▼
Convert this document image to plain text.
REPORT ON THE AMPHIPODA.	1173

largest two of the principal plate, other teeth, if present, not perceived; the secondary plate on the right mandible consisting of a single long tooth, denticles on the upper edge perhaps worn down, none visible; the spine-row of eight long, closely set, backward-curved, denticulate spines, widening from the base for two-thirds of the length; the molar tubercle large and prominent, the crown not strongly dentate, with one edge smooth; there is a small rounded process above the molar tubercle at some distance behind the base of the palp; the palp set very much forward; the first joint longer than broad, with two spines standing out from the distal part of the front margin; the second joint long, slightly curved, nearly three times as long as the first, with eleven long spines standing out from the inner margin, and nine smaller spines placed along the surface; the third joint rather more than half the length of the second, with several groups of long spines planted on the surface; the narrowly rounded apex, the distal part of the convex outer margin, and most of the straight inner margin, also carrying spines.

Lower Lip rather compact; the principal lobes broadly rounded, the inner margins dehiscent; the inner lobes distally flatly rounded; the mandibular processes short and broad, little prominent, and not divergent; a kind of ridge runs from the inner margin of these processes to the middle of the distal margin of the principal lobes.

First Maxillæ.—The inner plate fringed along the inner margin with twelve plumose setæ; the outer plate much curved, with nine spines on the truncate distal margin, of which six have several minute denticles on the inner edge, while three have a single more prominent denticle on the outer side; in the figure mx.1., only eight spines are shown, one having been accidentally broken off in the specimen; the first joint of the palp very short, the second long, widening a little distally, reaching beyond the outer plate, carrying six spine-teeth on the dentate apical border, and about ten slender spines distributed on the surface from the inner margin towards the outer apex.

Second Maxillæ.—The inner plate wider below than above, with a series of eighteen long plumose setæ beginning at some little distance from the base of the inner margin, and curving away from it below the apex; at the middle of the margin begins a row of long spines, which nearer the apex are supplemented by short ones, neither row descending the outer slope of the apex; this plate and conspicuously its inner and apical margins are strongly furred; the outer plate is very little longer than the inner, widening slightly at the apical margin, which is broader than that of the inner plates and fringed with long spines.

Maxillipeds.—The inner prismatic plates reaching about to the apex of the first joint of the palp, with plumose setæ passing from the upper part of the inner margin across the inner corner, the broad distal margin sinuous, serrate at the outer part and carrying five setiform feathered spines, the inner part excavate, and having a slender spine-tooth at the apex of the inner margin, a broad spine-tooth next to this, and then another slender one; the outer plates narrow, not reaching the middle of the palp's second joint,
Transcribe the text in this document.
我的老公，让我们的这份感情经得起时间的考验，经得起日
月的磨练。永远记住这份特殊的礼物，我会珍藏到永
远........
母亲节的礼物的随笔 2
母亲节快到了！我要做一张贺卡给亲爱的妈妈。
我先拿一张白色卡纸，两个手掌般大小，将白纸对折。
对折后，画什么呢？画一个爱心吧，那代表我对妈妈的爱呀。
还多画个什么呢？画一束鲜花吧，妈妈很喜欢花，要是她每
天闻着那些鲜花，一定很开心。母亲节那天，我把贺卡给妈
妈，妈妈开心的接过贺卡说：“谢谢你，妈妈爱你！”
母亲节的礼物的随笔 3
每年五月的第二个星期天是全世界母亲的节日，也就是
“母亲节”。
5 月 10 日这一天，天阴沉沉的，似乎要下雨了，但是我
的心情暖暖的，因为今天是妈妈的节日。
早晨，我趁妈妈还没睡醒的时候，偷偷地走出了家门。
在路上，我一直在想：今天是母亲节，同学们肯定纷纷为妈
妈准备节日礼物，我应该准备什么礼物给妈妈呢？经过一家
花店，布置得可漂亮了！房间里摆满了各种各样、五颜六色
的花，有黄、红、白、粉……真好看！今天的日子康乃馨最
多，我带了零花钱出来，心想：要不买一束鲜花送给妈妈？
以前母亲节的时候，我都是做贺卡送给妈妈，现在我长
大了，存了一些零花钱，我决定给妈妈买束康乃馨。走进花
▲
EXERCISE PROMPT -
Repeat every entry exactly as written above.

RESPONSE TO THE TASK -
Convert this document image to plain text.
REPORT ON THE AMPHIPODA.	1173

largest two of the principal plate, other teeth, if present, not perceived; the secondary plate on the right mandible consisting of a single long tooth, denticles on the upper edge perhaps worn down, none visible; the spine-row of eight long, closely set, backward-curved, denticulate spines, widening from the base for two-thirds of the length; the molar tubercle large and prominent, the crown not strongly dentate, with one edge smooth; there is a small rounded process above the molar tubercle at some distance behind the base of the palp; the palp set very much forward; the first joint longer than broad, with two spines standing out from the distal part of the front margin; the second joint long, slightly curved, nearly three times as long as the first, with eleven long spines standing out from the inner margin, and nine smaller spines placed along the surface; the third joint rather more than half the length of the second, with several groups of long spines planted on the surface; the narrowly rounded apex, the distal part of the convex outer margin, and most of the straight inner margin, also carrying spines.

Lower Lip rather compact; the principal lobes broadly rounded, the inner margins dehiscent; the inner lobes distally flatly rounded; the mandibular processes short and broad, little prominent, and not divergent; a kind of ridge runs from the inner margin of these processes to the middle of the distal margin of the principal lobes.

First Maxillæ.—The inner plate fringed along the inner margin with twelve plumose setæ; the outer plate much curved, with nine spines on the truncate distal margin, of which six have several minute denticles on the inner edge, while three have a single more prominent denticle on the outer side; in the figure mx.1., only eight spines are shown, one having been accidentally broken off in the specimen; the first joint of the palp very short, the second long, widening a little distally, reaching beyond the outer plate, carrying six spine-teeth on the dentate apical border, and about ten slender spines distributed on the surface from the inner margin towards the outer apex.

Second Maxillæ.—The inner plate wider below than above, with a series of eighteen long plumose setæ beginning at some little distance from the base of the inner margin, and curving away from it below the apex; at the middle of the margin begins a row of long spines, which nearer the apex are supplemented by short ones, neither row descending the outer slope of the apex; this plate and conspicuously its inner and apical margins are strongly furred; the outer plate is very little longer than the inner, widening slightly at the apical margin, which is broader than that of the inner plates and fringed with long spines.

Maxillipeds.—The inner prismatic plates reaching about to the apex of the first joint of the palp, with plumose setæ passing from the upper part of the inner margin across the inner corner, the broad distal margin sinuous, serrate at the outer part and carrying five setiform feathered spines, the inner part excavate, and having a slender spine-tooth at the apex of the inner margin, a broad spine-tooth next to this, and then another slender one; the outer plates narrow, not reaching the middle of the palp's second joint,
Transcribe the text in this document.
我的老公，让我们的这份感情经得起时间的考验，经得起日
月的磨练。永远记住这份特殊的礼物，我会珍藏到永
远........
母亲节的礼物的随笔 2
母亲节快到了！我要做一张贺卡给亲爱的妈妈。
我先拿一张白色卡纸，两个手掌般大小，将白纸对折。
对折后，画什么呢？画一个爱心吧，那代表我对妈妈的爱呀。
还多画个什么呢？画一束鲜花吧，妈妈很喜欢花，要是她每
天闻着那些鲜花，一定很开心。母亲节那天，我把贺卡给妈
妈，妈妈开心的接过贺卡说：“谢谢你，妈妈爱你！”
母亲节的礼物的随笔 3
每年五月的第二个星期天是全世界母亲的节日，也就是
“母亲节”。
5 月 10 日这一天，天阴沉沉的，似乎要下雨了，但是我
的心情暖暖的，因为今天是妈妈的节日。
早晨，我趁妈妈还没睡醒的时候，偷偷地走出了家门。
在路上，我一直在想：今天是母亲节，同学们肯定纷纷为妈
妈准备节日礼物，我应该准备什么礼物给妈妈呢？经过一家
花店，布置得可漂亮了！房间里摆满了各种各样、五颜六色
的花，有黄、红、白、粉……真好看！今天的日子康乃馨最
多，我带了零花钱出来，心想：要不买一束鲜花送给妈妈？
以前母亲节的时候，我都是做贺卡送给妈妈，现在我长
大了，存了一些零花钱，我决定给妈妈买束康乃馨。走进花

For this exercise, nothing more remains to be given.